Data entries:
********************

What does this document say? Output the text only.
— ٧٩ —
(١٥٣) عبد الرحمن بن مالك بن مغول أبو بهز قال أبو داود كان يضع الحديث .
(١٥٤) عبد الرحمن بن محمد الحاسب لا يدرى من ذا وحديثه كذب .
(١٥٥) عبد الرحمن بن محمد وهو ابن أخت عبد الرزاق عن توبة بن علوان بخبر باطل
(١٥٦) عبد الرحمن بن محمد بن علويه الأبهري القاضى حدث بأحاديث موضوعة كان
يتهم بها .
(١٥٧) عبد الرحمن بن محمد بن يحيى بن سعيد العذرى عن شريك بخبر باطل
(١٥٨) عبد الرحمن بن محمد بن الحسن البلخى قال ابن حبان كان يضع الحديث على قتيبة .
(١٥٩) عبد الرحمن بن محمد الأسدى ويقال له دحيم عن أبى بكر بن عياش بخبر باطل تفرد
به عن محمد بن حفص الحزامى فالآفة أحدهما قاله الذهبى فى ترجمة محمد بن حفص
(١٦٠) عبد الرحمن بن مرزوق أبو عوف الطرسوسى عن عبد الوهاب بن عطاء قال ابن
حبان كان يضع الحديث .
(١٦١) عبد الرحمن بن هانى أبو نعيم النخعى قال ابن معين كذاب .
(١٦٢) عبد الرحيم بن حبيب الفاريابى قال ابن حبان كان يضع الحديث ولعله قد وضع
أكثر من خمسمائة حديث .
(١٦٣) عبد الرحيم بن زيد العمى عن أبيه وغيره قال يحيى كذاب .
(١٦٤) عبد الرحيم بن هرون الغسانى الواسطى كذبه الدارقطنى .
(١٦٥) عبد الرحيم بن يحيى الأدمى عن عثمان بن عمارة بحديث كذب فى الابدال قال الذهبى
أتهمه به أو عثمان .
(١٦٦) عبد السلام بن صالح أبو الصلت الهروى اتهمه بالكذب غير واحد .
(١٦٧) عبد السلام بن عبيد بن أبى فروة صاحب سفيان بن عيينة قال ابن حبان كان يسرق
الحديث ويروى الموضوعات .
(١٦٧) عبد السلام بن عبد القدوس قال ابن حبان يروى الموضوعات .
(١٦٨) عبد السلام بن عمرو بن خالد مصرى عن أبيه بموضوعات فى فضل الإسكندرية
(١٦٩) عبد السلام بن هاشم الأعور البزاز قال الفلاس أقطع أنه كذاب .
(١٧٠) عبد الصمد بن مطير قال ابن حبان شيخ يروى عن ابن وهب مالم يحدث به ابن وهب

********************

Repeat each record exactly. Omit nothing.

What does this document say? Output the text only.
— ٧٩ —
(١٥٣) عبد الرحمن بن مالك بن مغول أبو بهز قال أبو داود كان يضع الحديث .
(١٥٤) عبد الرحمن بن محمد الحاسب لا يدرى من ذا وحديثه كذب .
(١٥٥) عبد الرحمن بن محمد وهو ابن أخت عبد الرزاق عن توبة بن علوان بخبر باطل
(١٥٦) عبد الرحمن بن محمد بن علويه الأبهري القاضى حدث بأحاديث موضوعة كان
يتهم بها .
(١٥٧) عبد الرحمن بن محمد بن يحيى بن سعيد العذرى عن شريك بخبر باطل
(١٥٨) عبد الرحمن بن محمد بن الحسن البلخى قال ابن حبان كان يضع الحديث على قتيبة .
(١٥٩) عبد الرحمن بن محمد الأسدى ويقال له دحيم عن أبى بكر بن عياش بخبر باطل تفرد
به عن محمد بن حفص الحزامى فالآفة أحدهما قاله الذهبى فى ترجمة محمد بن حفص
(١٦٠) عبد الرحمن بن مرزوق أبو عوف الطرسوسى عن عبد الوهاب بن عطاء قال ابن
حبان كان يضع الحديث .
(١٦١) عبد الرحمن بن هانى أبو نعيم النخعى قال ابن معين كذاب .
(١٦٢) عبد الرحيم بن حبيب الفاريابى قال ابن حبان كان يضع الحديث ولعله قد وضع
أكثر من خمسمائة حديث .
(١٦٣) عبد الرحيم بن زيد العمى عن أبيه وغيره قال يحيى كذاب .
(١٦٤) عبد الرحيم بن هرون الغسانى الواسطى كذبه الدارقطنى .
(١٦٥) عبد الرحيم بن يحيى الأدمى عن عثمان بن عمارة بحديث كذب فى الابدال قال الذهبى
أتهمه به أو عثمان .
(١٦٦) عبد السلام بن صالح أبو الصلت الهروى اتهمه بالكذب غير واحد .
(١٦٧) عبد السلام بن عبيد بن أبى فروة صاحب سفيان بن عيينة قال ابن حبان كان يسرق
الحديث ويروى الموضوعات .
(١٦٧) عبد السلام بن عبد القدوس قال ابن حبان يروى الموضوعات .
(١٦٨) عبد السلام بن عمرو بن خالد مصرى عن أبيه بموضوعات فى فضل الإسكندرية
(١٦٩) عبد السلام بن هاشم الأعور البزاز قال الفلاس أقطع أنه كذاب .
(١٧٠) عبد الصمد بن مطير قال ابن حبان شيخ يروى عن ابن وهب مالم يحدث به ابن وهب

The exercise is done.